**PROVIDED ENTRIES:**
::::
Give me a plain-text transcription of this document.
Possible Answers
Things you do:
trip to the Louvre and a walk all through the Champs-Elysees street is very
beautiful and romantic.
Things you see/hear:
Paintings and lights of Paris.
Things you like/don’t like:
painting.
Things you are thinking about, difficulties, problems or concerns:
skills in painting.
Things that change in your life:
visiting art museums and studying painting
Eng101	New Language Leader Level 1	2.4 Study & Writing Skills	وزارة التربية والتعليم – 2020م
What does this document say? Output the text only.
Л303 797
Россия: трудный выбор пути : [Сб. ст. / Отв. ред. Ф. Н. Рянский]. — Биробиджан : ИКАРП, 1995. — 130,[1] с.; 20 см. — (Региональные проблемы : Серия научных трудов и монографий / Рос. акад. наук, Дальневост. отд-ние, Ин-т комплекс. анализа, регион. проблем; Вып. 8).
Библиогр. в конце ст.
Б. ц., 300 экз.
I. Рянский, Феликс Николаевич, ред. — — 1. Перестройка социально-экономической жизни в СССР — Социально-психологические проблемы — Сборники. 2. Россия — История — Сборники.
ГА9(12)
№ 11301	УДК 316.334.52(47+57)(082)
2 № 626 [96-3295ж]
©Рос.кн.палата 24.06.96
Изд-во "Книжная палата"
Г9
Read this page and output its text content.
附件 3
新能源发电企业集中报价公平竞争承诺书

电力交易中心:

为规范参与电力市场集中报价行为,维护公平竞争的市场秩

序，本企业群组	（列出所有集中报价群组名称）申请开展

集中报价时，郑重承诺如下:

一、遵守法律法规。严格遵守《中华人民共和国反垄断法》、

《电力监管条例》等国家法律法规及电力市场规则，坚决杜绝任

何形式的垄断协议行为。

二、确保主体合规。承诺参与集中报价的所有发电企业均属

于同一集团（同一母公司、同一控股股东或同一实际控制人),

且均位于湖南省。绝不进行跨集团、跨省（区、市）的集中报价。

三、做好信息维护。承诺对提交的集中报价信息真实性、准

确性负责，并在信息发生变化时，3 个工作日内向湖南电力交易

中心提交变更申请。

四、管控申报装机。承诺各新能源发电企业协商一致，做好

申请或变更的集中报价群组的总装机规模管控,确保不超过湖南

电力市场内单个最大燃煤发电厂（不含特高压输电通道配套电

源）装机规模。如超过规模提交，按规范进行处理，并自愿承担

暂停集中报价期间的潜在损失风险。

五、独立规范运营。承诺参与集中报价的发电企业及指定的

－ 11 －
::::
**INSTRUCTIONS TO FOLLOW:** Exactly reproduce every line of the records.

**ANSWER:**
Give me a plain-text transcription of this document.
Possible Answers
Things you do:
trip to the Louvre and a walk all through the Champs-Elysees street is very
beautiful and romantic.
Things you see/hear:
Paintings and lights of Paris.
Things you like/don’t like:
painting.
Things you are thinking about, difficulties, problems or concerns:
skills in painting.
Things that change in your life:
visiting art museums and studying painting
Eng101	New Language Leader Level 1	2.4 Study & Writing Skills	وزارة التربية والتعليم – 2020م
What does this document say? Output the text only.
Л303 797
Россия: трудный выбор пути : [Сб. ст. / Отв. ред. Ф. Н. Рянский]. — Биробиджан : ИКАРП, 1995. — 130,[1] с.; 20 см. — (Региональные проблемы : Серия научных трудов и монографий / Рос. акад. наук, Дальневост. отд-ние, Ин-т комплекс. анализа, регион. проблем; Вып. 8).
Библиогр. в конце ст.
Б. ц., 300 экз.
I. Рянский, Феликс Николаевич, ред. — — 1. Перестройка социально-экономической жизни в СССР — Социально-психологические проблемы — Сборники. 2. Россия — История — Сборники.
ГА9(12)
№ 11301	УДК 316.334.52(47+57)(082)
2 № 626 [96-3295ж]
©Рос.кн.палата 24.06.96
Изд-во "Книжная палата"
Г9
Read this page and output its text content.
附件 3
新能源发电企业集中报价公平竞争承诺书

电力交易中心:

为规范参与电力市场集中报价行为,维护公平竞争的市场秩

序，本企业群组	（列出所有集中报价群组名称）申请开展

集中报价时，郑重承诺如下:

一、遵守法律法规。严格遵守《中华人民共和国反垄断法》、

《电力监管条例》等国家法律法规及电力市场规则，坚决杜绝任

何形式的垄断协议行为。

二、确保主体合规。承诺参与集中报价的所有发电企业均属

于同一集团（同一母公司、同一控股股东或同一实际控制人),

且均位于湖南省。绝不进行跨集团、跨省（区、市）的集中报价。

三、做好信息维护。承诺对提交的集中报价信息真实性、准

确性负责，并在信息发生变化时，3 个工作日内向湖南电力交易

中心提交变更申请。

四、管控申报装机。承诺各新能源发电企业协商一致，做好

申请或变更的集中报价群组的总装机规模管控,确保不超过湖南

电力市场内单个最大燃煤发电厂（不含特高压输电通道配套电

源）装机规模。如超过规模提交，按规范进行处理，并自愿承担

暂停集中报价期间的潜在损失风险。

五、独立规范运营。承诺参与集中报价的发电企业及指定的

－ 11 －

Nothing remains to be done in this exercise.